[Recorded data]
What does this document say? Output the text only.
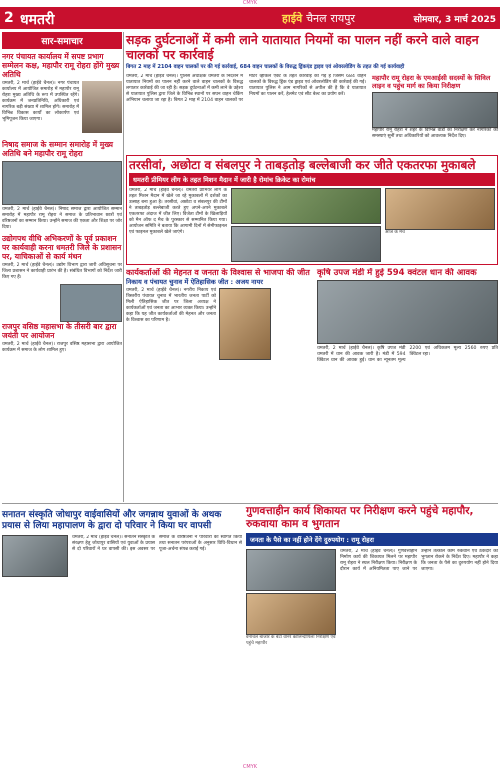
CMYK
2 धमतरी	हाईवे चैनल रायपुर	सोमवार, 3 मार्च 2025
सार-समाचार
नगर पंचायत कार्यालय में सपष्ट प्रभाग सम्मेलन कक्ष, महापौर रामू रोहरा होंगे मुख्य अतिथि
धमतरी, 2 मार्च (हाईवे चैनल)। नगर पंचायत कार्यालय में आयोजित समारोह में महापौर रामू रोहरा मुख्य अतिथि के रूप में उपस्थित रहेंगे। कार्यक्रम में जनप्रतिनिधि, अधिकारी एवं नागरिक बड़ी संख्या में शामिल होंगे। समारोह में विभिन्न विकास कार्यों का लोकार्पण एवं भूमिपूजन किया जाएगा।
निषाद समाज के सम्मान समारोह में मुख्य अतिथि बने महापौर रामू रोहरा
धमतरी, 2 मार्च (हाईवे चैनल)। निषाद समाज द्वारा आयोजित सम्मान समारोह में महापौर रामू रोहरा ने समाज के प्रतिभावान छात्रों एवं वरिष्ठजनों का सम्मान किया। उन्होंने समाज की एकता और शिक्षा पर जोर दिया।
उद्योगपथ वीथि अभिकरणों के पूर्व प्रकाशन पर कार्यवाही करना धमतरी जिले के प्रशासन पर, याचिकाओं से कार्य मंथन
धमतरी, 2 मार्च (हाईवे चैनल)। उद्योग विभाग द्वारा जारी अधिसूचना पर जिला प्रशासन ने कार्यवाही प्रारंभ की है। संबंधित विभागों को निर्देश जारी किए गए हैं।
राजपुर वसिष्ठ महासभा के तीसरी बार द्वारा जयंती पर आयोजन
धमतरी, 2 मार्च (हाईवे चैनल)। राजपुर वसिष्ठ महासभा द्वारा आयोजित कार्यक्रम में समाज के लोग शामिल हुए।
सड़क दुर्घटनाओं में कमी लाने यातायात नियमों का पालन नहीं करने वाले वाहन चालकों पर कार्रवाई
बिगत 2 माह में 2104 वाहन चालकों पर की गई कार्रवाई, 684 वाहन चालकों के विरुद्ध ड्रिंकएंड ड्राइव एवं ओवरलोडिंग के तहत की गई कार्यवाही
धमतरी, 2 मार्च (हाईवे चैनल)। पुलिस अधीक्षक धमतरी के निर्देशन में यातायात नियमों का पालन नहीं करने वाले वाहन चालकों के विरुद्ध लगातार कार्रवाई की जा रही है। सड़क दुर्घटनाओं में कमी लाने के उद्देश्य से यातायात पुलिस द्वारा जिले के विभिन्न स्थानों पर सघन वाहन चेकिंग अभियान चलाया जा रहा है। बिगत 2 माह में 2104 वाहन चालकों पर मोटर व्हीकल एक्ट के तहत कार्रवाई की गई है जिसमें 684 वाहन चालकों के विरुद्ध ड्रिंक एंड ड्राइव एवं ओवरलोडिंग की कार्रवाई की गई। यातायात पुलिस ने आम नागरिकों से अपील की है कि वे यातायात नियमों का पालन करें, हेलमेट एवं सीट बेल्ट का प्रयोग करें।
महापौर रामू रोहरा के एमआईसी सदस्यों के सिविल लाइन व पहुंच मार्ग का किया निरीक्षण
महापौर रामू रोहरा ने शहर के विभिन्न वार्डों का निरीक्षण कर नागरिकों की समस्याएं सुनीं तथा अधिकारियों को आवश्यक निर्देश दिए।
तरसीवां, अछोटा व संबलपुर ने ताबड़तोड़ बल्लेबाजी कर जीते एकतरफा मुकाबले
धमतरी प्रीमियर लीग के तहत मिशन मैदान में जारी है रोमांच क्रिकेट का रोमांच
धमतरी, 2 मार्च (हाईवे चैनल)। धमतरी प्रीमियर लीग के तहत मिशन मैदान में खेले जा रहे मुकाबलों में दर्शकों का उत्साह बना हुआ है। तरसीवां, अछोटा व संबलपुर की टीमों ने ताबड़तोड़ बल्लेबाजी करते हुए अपने-अपने मुकाबले एकतरफा अंदाज में जीत लिए। विजेता टीमों के खिलाड़ियों को मैन ऑफ द मैच के पुरस्कार से सम्मानित किया गया। आयोजन समिति ने बताया कि आगामी दिनों में सेमीफाइनल एवं फाइनल मुकाबले खेले जाएंगे।	आज के मैच
कार्यकर्ताओं की मेहनत व जनता के विश्वास से भाजपा की जीत
निकाय व पंचायत चुनाव में ऐतिहासिक जीत : अजय नायर
धमतरी, 2 मार्च (हाईवे चैनल)। नगरीय निकाय एवं त्रिस्तरीय पंचायत चुनाव में भारतीय जनता पार्टी को मिली ऐतिहासिक जीत पर जिला अध्यक्ष ने कार्यकर्ताओं एवं जनता का आभार व्यक्त किया। उन्होंने कहा कि यह जीत कार्यकर्ताओं की मेहनत और जनता के विश्वास का परिणाम है।
कृषि उपज मंडी में हुई 594 क्वंटल धान की आवक
धमतरी, 2 मार्च (हाईवे चैनल)। कृषि उपज मंडी धमतरी में धान की आवक जारी है। मंडी में 594 क्विंटल धान की आवक हुई। धान का न्यूनतम मूल्य 2200 एवं अधिकतम मूल्य 2560 रुपए प्रति क्विंटल रहा।
सनातन संस्कृति जोधापुर वाईवासियों और जगन्नाथ युवाओं के अथक प्रयास से लिया महापालण के द्वारा दो परिवार ने किया घर वापसी
धमतरी, 2 मार्च (हाईवे चैनल)। सनातन संस्कृति के संरक्षण हेतु जोधापुर वासियों एवं युवाओं के प्रयास से दो परिवारों ने घर वापसी की। इस अवसर पर समाज के वरिष्ठजनों ने परिवारों का स्वागत किया तथा सनातन परंपराओं के अनुसार विधि-विधान से पूजा-अर्चना संपन्न कराई गई।
गुणवत्ताहीन कार्य शिकायत पर निरीक्षण करने पहुंचे महापौर, रुकवाया काम व भुगतान
जनता के पैसे का नहीं होने देंगे दुरुपयोग : रामू रोहरा
वनाचल बाजार के बेटा वानरे कालिन्दीपिला निरीक्षण एवं पहुंचे महापौर
धमतरी, 2 मार्च (हाईवे चैनल)। गुणवत्ताहीन निर्माण कार्य की शिकायत मिलने पर महापौर रामू रोहरा ने स्थल निरीक्षण किया। निरीक्षण के दौरान कार्य में अनियमितता पाए जाने पर उन्होंने तत्काल काम रुकवाने एवं ठेकेदार का भुगतान रोकने के निर्देश दिए। महापौर ने कहा कि जनता के पैसे का दुरुपयोग नहीं होने दिया जाएगा।
CMYK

TASK GOAL
Copy the records word for word, leaving no picture in the copy.

RESULT
What does this document say? Output the text only.
CMYK
2 धमतरी	हाईवे चैनल रायपुर	सोमवार, 3 मार्च 2025
सार-समाचार
नगर पंचायत कार्यालय में सपष्ट प्रभाग सम्मेलन कक्ष, महापौर रामू रोहरा होंगे मुख्य अतिथि
धमतरी, 2 मार्च (हाईवे चैनल)। नगर पंचायत कार्यालय में आयोजित समारोह में महापौर रामू रोहरा मुख्य अतिथि के रूप में उपस्थित रहेंगे। कार्यक्रम में जनप्रतिनिधि, अधिकारी एवं नागरिक बड़ी संख्या में शामिल होंगे। समारोह में विभिन्न विकास कार्यों का लोकार्पण एवं भूमिपूजन किया जाएगा।
निषाद समाज के सम्मान समारोह में मुख्य अतिथि बने महापौर रामू रोहरा
धमतरी, 2 मार्च (हाईवे चैनल)। निषाद समाज द्वारा आयोजित सम्मान समारोह में महापौर रामू रोहरा ने समाज के प्रतिभावान छात्रों एवं वरिष्ठजनों का सम्मान किया। उन्होंने समाज की एकता और शिक्षा पर जोर दिया।
उद्योगपथ वीथि अभिकरणों के पूर्व प्रकाशन पर कार्यवाही करना धमतरी जिले के प्रशासन पर, याचिकाओं से कार्य मंथन
धमतरी, 2 मार्च (हाईवे चैनल)। उद्योग विभाग द्वारा जारी अधिसूचना पर जिला प्रशासन ने कार्यवाही प्रारंभ की है। संबंधित विभागों को निर्देश जारी किए गए हैं।
राजपुर वसिष्ठ महासभा के तीसरी बार द्वारा जयंती पर आयोजन
धमतरी, 2 मार्च (हाईवे चैनल)। राजपुर वसिष्ठ महासभा द्वारा आयोजित कार्यक्रम में समाज के लोग शामिल हुए।
सड़क दुर्घटनाओं में कमी लाने यातायात नियमों का पालन नहीं करने वाले वाहन चालकों पर कार्रवाई
बिगत 2 माह में 2104 वाहन चालकों पर की गई कार्रवाई, 684 वाहन चालकों के विरुद्ध ड्रिंकएंड ड्राइव एवं ओवरलोडिंग के तहत की गई कार्यवाही
धमतरी, 2 मार्च (हाईवे चैनल)। पुलिस अधीक्षक धमतरी के निर्देशन में यातायात नियमों का पालन नहीं करने वाले वाहन चालकों के विरुद्ध लगातार कार्रवाई की जा रही है। सड़क दुर्घटनाओं में कमी लाने के उद्देश्य से यातायात पुलिस द्वारा जिले के विभिन्न स्थानों पर सघन वाहन चेकिंग अभियान चलाया जा रहा है। बिगत 2 माह में 2104 वाहन चालकों पर मोटर व्हीकल एक्ट के तहत कार्रवाई की गई है जिसमें 684 वाहन चालकों के विरुद्ध ड्रिंक एंड ड्राइव एवं ओवरलोडिंग की कार्रवाई की गई। यातायात पुलिस ने आम नागरिकों से अपील की है कि वे यातायात नियमों का पालन करें, हेलमेट एवं सीट बेल्ट का प्रयोग करें।
महापौर रामू रोहरा के एमआईसी सदस्यों के सिविल लाइन व पहुंच मार्ग का किया निरीक्षण
महापौर रामू रोहरा ने शहर के विभिन्न वार्डों का निरीक्षण कर नागरिकों की समस्याएं सुनीं तथा अधिकारियों को आवश्यक निर्देश दिए।
तरसीवां, अछोटा व संबलपुर ने ताबड़तोड़ बल्लेबाजी कर जीते एकतरफा मुकाबले
धमतरी प्रीमियर लीग के तहत मिशन मैदान में जारी है रोमांच क्रिकेट का रोमांच
धमतरी, 2 मार्च (हाईवे चैनल)। धमतरी प्रीमियर लीग के तहत मिशन मैदान में खेले जा रहे मुकाबलों में दर्शकों का उत्साह बना हुआ है। तरसीवां, अछोटा व संबलपुर की टीमों ने ताबड़तोड़ बल्लेबाजी करते हुए अपने-अपने मुकाबले एकतरफा अंदाज में जीत लिए। विजेता टीमों के खिलाड़ियों को मैन ऑफ द मैच के पुरस्कार से सम्मानित किया गया। आयोजन समिति ने बताया कि आगामी दिनों में सेमीफाइनल एवं फाइनल मुकाबले खेले जाएंगे।	आज के मैच
कार्यकर्ताओं की मेहनत व जनता के विश्वास से भाजपा की जीत
निकाय व पंचायत चुनाव में ऐतिहासिक जीत : अजय नायर
धमतरी, 2 मार्च (हाईवे चैनल)। नगरीय निकाय एवं त्रिस्तरीय पंचायत चुनाव में भारतीय जनता पार्टी को मिली ऐतिहासिक जीत पर जिला अध्यक्ष ने कार्यकर्ताओं एवं जनता का आभार व्यक्त किया। उन्होंने कहा कि यह जीत कार्यकर्ताओं की मेहनत और जनता के विश्वास का परिणाम है।
कृषि उपज मंडी में हुई 594 क्वंटल धान की आवक
धमतरी, 2 मार्च (हाईवे चैनल)। कृषि उपज मंडी धमतरी में धान की आवक जारी है। मंडी में 594 क्विंटल धान की आवक हुई। धान का न्यूनतम मूल्य 2200 एवं अधिकतम मूल्य 2560 रुपए प्रति क्विंटल रहा।
सनातन संस्कृति जोधापुर वाईवासियों और जगन्नाथ युवाओं के अथक प्रयास से लिया महापालण के द्वारा दो परिवार ने किया घर वापसी
धमतरी, 2 मार्च (हाईवे चैनल)। सनातन संस्कृति के संरक्षण हेतु जोधापुर वासियों एवं युवाओं के प्रयास से दो परिवारों ने घर वापसी की। इस अवसर पर समाज के वरिष्ठजनों ने परिवारों का स्वागत किया तथा सनातन परंपराओं के अनुसार विधि-विधान से पूजा-अर्चना संपन्न कराई गई।
गुणवत्ताहीन कार्य शिकायत पर निरीक्षण करने पहुंचे महापौर, रुकवाया काम व भुगतान
जनता के पैसे का नहीं होने देंगे दुरुपयोग : रामू रोहरा
वनाचल बाजार के बेटा वानरे कालिन्दीपिला निरीक्षण एवं पहुंचे महापौर
धमतरी, 2 मार्च (हाईवे चैनल)। गुणवत्ताहीन निर्माण कार्य की शिकायत मिलने पर महापौर रामू रोहरा ने स्थल निरीक्षण किया। निरीक्षण के दौरान कार्य में अनियमितता पाए जाने पर उन्होंने तत्काल काम रुकवाने एवं ठेकेदार का भुगतान रोकने के निर्देश दिए। महापौर ने कहा कि जनता के पैसे का दुरुपयोग नहीं होने दिया जाएगा।
CMYK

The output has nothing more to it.